Could you transcribe, character for character, the lines from the very start of the data through the line containing "slider-track[interactable] xyxy=(422,148,540,158)", including that line?

++++

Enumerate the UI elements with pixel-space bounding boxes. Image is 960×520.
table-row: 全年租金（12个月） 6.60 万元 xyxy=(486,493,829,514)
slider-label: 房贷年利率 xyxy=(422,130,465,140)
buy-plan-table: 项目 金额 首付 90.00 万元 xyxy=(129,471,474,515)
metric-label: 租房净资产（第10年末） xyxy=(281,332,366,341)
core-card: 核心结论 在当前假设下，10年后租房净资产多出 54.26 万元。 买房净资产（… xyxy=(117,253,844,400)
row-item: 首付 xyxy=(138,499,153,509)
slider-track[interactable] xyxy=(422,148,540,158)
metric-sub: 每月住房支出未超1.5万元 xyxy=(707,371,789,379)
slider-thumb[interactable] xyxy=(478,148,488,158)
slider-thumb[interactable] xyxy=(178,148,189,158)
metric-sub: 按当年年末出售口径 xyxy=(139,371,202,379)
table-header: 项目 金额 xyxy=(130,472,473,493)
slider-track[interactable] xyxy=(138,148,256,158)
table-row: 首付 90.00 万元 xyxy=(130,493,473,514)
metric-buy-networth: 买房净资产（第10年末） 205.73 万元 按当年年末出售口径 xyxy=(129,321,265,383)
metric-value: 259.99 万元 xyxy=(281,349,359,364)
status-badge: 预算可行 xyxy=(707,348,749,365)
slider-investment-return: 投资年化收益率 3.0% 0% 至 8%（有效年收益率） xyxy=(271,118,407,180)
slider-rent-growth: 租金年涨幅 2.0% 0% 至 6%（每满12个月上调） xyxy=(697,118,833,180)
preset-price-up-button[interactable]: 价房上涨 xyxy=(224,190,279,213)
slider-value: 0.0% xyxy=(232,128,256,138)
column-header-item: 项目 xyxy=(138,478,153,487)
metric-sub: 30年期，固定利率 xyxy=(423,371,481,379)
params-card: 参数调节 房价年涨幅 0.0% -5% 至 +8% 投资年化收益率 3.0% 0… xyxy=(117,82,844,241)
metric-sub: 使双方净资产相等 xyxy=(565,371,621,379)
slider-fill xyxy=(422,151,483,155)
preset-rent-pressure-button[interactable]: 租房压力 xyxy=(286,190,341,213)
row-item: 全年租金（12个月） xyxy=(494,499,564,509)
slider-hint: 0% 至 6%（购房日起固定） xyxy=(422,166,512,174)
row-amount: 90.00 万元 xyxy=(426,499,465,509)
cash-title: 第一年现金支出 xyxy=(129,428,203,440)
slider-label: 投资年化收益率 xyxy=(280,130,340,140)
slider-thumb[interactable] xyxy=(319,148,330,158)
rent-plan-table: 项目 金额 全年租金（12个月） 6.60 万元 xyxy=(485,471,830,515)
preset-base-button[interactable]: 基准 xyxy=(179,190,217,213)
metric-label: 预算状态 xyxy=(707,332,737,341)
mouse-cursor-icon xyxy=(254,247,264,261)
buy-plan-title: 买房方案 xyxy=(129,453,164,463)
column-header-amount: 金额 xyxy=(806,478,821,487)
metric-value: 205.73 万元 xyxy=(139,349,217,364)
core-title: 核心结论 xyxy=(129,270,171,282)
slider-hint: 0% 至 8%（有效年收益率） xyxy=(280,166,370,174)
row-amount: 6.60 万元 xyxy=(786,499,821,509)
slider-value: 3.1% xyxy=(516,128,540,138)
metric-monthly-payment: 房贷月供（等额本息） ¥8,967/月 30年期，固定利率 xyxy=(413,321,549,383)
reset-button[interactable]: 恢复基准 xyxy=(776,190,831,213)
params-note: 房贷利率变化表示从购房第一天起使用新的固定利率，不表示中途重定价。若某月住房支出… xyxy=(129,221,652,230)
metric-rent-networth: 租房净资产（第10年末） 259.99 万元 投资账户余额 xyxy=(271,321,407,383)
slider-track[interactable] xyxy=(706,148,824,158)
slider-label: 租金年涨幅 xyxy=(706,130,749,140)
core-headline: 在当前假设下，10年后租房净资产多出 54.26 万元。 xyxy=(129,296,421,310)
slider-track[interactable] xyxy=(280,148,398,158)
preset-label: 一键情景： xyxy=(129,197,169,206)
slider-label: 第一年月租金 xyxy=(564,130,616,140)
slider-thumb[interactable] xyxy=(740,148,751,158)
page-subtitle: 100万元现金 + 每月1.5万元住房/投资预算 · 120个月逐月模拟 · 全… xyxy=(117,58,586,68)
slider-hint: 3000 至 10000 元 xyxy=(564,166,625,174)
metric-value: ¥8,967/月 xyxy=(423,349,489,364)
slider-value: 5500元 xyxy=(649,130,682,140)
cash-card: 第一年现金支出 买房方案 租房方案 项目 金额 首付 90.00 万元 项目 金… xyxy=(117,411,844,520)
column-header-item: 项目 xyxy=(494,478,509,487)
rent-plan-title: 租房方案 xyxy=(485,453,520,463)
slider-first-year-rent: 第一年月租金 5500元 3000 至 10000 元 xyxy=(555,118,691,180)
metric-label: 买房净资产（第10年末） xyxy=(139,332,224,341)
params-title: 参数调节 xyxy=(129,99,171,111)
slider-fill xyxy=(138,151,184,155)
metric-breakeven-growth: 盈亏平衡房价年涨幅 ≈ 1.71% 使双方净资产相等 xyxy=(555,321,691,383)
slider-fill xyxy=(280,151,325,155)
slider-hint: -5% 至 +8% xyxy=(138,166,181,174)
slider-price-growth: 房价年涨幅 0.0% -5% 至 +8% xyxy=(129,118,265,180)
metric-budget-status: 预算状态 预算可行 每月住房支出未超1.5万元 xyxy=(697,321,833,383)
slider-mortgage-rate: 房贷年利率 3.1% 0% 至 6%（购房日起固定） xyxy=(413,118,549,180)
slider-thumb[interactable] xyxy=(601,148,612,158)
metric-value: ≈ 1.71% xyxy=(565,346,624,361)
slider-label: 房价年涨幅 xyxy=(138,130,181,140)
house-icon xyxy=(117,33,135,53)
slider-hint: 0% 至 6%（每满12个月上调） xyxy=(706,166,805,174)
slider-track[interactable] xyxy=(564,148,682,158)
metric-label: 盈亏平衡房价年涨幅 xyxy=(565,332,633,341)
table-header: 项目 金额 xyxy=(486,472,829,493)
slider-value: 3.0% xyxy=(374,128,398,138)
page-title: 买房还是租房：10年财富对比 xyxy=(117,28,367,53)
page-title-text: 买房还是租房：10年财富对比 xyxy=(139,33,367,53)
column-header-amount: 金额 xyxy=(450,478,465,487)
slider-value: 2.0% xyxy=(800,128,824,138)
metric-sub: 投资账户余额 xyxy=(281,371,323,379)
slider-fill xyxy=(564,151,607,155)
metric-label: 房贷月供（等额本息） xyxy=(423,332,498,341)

++++

• **TASK ANSWER**
Enumerate the UI elements with pixel-space bounding boxes. Image is 960×520.
table-row: 全年租金（12个月） 6.60 万元 xyxy=(486,493,829,514)
slider-label: 房贷年利率 xyxy=(422,130,465,140)
buy-plan-table: 项目 金额 首付 90.00 万元 xyxy=(129,471,474,515)
metric-label: 租房净资产（第10年末） xyxy=(281,332,366,341)
core-card: 核心结论 在当前假设下，10年后租房净资产多出 54.26 万元。 买房净资产（… xyxy=(117,253,844,400)
row-item: 首付 xyxy=(138,499,153,509)
slider-track[interactable] xyxy=(422,148,540,158)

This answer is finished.